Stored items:
-=-=-=-=-

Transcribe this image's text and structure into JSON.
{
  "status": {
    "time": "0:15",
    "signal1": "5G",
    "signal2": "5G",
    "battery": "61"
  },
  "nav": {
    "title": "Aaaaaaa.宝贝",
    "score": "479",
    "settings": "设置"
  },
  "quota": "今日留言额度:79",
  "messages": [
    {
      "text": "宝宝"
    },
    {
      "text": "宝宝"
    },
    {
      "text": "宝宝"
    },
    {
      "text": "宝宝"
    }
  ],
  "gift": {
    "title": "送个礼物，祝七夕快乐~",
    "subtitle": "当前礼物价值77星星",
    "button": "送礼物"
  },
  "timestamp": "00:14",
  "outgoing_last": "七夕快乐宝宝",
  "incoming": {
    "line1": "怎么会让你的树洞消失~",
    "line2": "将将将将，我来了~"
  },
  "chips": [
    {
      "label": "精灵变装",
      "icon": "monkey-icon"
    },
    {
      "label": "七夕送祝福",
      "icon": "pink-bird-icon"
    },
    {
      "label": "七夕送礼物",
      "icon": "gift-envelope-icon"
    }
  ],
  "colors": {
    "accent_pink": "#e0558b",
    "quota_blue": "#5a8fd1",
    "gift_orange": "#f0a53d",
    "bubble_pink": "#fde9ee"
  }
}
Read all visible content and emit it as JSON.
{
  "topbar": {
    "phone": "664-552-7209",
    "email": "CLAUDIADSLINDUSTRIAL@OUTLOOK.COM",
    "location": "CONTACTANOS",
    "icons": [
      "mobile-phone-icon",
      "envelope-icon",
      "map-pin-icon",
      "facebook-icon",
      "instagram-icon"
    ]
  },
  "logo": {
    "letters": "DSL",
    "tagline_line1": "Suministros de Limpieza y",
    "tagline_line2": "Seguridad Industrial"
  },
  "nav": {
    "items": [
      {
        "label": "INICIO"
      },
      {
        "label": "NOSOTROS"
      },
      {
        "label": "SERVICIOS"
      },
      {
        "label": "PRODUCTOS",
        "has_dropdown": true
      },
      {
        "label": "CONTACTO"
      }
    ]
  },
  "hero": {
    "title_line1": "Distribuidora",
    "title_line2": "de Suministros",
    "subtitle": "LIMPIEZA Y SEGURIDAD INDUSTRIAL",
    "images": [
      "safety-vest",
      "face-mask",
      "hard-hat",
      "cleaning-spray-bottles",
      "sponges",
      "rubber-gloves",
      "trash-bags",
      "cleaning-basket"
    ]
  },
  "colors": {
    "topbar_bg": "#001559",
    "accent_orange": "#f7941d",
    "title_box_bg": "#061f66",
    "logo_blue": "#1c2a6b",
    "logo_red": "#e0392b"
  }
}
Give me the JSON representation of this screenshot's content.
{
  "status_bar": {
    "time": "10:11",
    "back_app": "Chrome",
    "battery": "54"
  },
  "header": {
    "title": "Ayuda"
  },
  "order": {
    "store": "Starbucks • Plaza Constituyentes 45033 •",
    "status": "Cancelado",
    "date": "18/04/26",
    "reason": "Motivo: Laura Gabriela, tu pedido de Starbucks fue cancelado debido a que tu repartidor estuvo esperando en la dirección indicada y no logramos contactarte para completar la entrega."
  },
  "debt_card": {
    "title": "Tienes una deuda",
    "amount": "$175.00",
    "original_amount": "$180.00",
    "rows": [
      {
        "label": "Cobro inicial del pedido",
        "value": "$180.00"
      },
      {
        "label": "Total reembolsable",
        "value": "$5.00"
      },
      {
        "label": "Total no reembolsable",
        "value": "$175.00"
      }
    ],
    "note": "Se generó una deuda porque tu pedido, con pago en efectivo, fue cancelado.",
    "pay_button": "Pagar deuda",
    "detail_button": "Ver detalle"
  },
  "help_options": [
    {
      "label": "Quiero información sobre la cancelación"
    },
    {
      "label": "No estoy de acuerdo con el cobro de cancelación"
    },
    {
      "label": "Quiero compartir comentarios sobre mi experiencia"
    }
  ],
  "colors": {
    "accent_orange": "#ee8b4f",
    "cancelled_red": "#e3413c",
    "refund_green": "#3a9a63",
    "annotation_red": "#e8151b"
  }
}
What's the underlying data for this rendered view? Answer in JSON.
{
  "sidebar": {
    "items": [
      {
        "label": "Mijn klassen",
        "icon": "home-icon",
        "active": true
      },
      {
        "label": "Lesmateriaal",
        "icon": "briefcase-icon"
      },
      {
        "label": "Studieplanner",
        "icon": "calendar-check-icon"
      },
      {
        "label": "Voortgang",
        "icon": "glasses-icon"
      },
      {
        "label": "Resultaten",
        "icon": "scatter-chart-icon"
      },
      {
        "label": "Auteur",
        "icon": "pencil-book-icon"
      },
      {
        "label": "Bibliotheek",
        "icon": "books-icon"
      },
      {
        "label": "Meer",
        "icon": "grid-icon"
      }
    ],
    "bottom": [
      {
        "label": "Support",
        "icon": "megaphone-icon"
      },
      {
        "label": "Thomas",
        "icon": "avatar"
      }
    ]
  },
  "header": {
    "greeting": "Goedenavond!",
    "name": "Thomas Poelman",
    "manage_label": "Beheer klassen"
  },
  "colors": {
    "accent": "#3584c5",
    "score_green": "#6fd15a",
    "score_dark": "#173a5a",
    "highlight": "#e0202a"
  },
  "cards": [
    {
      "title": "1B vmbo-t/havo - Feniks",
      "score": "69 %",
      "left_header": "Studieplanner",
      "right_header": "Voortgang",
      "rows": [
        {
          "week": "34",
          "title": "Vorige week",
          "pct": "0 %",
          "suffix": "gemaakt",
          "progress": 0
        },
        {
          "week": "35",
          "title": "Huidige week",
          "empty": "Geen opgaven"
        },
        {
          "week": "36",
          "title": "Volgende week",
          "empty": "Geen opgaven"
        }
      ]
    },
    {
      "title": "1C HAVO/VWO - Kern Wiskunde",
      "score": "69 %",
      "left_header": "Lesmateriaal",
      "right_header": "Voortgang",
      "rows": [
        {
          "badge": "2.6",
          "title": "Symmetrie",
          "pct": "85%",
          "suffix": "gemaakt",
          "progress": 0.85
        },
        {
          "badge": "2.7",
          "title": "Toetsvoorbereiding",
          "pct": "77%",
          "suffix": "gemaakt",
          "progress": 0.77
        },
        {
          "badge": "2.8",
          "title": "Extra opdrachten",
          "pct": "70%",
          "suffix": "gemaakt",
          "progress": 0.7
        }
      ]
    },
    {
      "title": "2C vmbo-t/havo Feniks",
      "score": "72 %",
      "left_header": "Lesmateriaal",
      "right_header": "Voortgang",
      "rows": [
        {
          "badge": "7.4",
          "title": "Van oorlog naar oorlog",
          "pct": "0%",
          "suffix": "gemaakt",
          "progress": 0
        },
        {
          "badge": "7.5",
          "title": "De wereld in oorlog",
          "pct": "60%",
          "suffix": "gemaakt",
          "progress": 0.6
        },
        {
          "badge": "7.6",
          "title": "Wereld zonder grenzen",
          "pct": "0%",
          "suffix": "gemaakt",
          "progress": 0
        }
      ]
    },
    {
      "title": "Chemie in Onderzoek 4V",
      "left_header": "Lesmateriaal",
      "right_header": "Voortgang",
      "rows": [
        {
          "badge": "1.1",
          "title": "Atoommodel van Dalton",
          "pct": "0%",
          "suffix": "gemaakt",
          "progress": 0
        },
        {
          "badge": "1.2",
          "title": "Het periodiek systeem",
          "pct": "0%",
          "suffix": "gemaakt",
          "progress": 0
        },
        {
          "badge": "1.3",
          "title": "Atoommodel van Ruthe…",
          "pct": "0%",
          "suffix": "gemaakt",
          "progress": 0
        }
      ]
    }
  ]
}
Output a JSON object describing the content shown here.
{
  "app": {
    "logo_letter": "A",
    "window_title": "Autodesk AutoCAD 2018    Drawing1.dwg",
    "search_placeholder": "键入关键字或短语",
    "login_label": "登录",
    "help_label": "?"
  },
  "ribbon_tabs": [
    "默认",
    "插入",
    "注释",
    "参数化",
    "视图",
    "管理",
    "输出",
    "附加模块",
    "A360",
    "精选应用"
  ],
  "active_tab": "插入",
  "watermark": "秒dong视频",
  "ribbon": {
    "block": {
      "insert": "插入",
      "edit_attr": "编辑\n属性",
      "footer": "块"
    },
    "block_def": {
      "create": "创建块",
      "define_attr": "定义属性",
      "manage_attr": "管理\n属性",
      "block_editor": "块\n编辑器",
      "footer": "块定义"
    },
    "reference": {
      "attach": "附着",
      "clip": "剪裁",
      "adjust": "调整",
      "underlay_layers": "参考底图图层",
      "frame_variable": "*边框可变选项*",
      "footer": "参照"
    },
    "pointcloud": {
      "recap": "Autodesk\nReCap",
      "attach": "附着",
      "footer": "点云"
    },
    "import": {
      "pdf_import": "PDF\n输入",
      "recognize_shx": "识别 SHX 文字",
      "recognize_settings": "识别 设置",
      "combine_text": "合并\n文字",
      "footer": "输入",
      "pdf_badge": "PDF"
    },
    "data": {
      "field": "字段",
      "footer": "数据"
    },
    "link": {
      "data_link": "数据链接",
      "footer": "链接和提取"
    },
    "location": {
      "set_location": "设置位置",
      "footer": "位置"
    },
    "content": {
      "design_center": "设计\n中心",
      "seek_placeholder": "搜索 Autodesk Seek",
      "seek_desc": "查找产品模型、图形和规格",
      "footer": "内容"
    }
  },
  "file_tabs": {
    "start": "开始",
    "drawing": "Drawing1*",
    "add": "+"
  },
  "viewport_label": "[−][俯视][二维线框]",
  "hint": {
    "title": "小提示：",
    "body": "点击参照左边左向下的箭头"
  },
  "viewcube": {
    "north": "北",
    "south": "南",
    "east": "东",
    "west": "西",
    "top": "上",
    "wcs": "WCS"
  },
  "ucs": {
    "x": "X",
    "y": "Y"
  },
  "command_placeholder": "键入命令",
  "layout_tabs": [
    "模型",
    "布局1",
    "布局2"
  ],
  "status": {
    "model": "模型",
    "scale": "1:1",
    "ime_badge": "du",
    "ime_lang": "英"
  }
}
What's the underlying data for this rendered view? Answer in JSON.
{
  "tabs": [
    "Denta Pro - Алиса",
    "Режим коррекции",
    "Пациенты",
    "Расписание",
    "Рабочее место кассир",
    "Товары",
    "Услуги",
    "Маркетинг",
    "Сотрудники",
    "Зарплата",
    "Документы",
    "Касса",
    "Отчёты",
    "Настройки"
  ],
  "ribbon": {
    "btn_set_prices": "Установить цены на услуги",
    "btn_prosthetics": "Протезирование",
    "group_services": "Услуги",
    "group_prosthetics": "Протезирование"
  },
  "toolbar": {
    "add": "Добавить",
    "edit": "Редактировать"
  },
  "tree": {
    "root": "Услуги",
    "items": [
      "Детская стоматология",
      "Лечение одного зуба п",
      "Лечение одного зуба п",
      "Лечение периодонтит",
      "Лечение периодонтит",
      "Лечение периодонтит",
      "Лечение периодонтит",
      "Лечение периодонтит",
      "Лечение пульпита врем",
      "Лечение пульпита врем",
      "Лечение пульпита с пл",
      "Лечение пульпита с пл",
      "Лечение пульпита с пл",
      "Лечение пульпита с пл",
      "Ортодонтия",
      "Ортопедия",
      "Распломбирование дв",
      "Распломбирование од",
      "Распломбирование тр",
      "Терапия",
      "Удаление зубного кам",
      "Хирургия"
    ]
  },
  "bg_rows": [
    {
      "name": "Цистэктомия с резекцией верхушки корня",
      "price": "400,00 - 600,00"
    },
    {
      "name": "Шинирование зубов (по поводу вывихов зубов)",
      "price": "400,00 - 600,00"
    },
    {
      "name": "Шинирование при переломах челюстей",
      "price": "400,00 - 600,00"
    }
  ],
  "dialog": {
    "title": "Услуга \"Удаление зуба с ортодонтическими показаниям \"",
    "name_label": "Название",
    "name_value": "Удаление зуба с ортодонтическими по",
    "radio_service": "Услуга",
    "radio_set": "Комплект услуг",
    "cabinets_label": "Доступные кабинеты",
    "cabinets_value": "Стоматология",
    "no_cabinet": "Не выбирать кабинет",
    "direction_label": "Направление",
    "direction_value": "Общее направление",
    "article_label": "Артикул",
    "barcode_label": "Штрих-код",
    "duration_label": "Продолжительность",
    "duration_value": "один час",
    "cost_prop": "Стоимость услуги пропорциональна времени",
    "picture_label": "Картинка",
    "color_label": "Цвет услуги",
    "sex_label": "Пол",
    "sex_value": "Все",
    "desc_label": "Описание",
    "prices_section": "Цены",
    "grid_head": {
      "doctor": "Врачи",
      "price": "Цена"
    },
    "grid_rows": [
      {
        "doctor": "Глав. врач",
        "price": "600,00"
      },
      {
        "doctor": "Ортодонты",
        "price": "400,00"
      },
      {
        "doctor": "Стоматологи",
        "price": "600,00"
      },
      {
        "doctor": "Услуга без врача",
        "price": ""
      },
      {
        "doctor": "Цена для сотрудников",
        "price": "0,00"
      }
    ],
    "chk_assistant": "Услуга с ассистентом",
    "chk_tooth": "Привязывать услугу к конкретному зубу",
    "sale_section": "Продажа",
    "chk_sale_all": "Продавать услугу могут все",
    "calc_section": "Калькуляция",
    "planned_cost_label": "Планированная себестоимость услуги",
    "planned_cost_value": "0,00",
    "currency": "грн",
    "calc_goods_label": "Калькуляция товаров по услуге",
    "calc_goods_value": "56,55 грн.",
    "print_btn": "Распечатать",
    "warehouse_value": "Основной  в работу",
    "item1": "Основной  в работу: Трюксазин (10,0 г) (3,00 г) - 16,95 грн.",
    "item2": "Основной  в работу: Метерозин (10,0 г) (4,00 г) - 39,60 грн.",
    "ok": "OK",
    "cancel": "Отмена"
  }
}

-=-=-=-=-

• _AIM_: Provide the number of lines in the data above that contain the string "Suministros", and nothing else.

• _CORRECT RESPONSE_: 2